[WHAT IS BEING ASKED] Give every line from the entries that contains "type".

[INFORMATION GIVEN]
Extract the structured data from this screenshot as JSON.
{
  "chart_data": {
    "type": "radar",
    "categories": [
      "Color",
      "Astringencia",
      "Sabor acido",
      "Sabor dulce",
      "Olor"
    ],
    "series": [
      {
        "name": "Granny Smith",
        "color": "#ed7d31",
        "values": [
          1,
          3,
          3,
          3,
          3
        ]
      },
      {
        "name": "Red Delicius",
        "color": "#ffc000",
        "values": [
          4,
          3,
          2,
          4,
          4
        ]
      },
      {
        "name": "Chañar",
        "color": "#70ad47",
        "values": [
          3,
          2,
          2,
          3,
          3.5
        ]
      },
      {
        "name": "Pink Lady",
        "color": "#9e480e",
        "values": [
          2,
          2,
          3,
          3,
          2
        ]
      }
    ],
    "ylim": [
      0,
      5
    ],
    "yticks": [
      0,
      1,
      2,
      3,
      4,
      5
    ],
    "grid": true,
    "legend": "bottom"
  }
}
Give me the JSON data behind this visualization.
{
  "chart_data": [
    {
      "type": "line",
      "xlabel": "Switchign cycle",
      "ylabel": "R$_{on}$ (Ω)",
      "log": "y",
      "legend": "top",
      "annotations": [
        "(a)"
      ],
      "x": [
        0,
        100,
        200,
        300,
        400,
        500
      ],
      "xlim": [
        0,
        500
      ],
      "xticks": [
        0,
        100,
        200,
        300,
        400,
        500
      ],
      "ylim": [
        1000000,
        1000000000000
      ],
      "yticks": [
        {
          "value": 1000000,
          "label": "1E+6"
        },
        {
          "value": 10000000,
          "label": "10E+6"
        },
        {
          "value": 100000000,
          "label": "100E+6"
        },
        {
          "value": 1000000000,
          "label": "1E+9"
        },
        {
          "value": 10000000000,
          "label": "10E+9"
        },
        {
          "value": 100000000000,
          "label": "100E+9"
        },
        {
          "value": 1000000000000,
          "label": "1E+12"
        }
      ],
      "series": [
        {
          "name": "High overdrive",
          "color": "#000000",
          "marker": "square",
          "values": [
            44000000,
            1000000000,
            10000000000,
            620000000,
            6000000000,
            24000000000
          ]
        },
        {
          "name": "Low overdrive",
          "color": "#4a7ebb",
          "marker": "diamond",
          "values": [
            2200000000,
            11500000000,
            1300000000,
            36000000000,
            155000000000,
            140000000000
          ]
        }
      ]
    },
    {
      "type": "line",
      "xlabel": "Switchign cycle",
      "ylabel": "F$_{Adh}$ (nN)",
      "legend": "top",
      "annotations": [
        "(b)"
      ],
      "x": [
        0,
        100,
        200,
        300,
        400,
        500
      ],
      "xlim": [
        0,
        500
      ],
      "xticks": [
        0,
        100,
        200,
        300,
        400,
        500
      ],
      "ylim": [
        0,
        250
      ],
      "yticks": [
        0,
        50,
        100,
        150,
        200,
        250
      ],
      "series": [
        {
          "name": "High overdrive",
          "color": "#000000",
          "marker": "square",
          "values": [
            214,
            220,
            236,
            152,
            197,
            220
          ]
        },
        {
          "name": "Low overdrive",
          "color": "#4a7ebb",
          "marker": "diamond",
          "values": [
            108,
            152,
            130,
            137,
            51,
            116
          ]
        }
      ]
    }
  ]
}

* * *

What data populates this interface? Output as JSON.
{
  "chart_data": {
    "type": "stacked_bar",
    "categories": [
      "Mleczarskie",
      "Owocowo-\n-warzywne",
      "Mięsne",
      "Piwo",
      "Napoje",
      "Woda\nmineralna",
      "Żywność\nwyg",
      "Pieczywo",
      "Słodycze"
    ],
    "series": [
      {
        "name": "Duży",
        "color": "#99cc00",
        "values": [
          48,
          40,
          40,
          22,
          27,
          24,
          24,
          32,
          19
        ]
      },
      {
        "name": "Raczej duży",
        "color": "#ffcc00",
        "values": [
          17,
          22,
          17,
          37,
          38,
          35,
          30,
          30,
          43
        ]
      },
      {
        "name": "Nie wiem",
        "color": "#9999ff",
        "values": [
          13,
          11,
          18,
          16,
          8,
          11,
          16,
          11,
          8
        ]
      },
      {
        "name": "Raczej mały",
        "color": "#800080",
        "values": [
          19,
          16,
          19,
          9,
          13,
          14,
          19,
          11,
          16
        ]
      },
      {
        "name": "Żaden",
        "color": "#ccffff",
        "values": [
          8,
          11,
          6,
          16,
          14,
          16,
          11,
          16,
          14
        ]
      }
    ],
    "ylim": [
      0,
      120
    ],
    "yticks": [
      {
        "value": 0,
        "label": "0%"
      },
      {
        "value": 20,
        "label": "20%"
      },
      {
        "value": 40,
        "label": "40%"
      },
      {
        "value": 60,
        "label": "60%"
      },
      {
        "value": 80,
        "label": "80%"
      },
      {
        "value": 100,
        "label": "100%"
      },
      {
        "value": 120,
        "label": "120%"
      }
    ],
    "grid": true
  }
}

[FULL SOLUTION]
    "type": "radar",
      "type": "line",
      "type": "line",
    "type": "stacked_bar",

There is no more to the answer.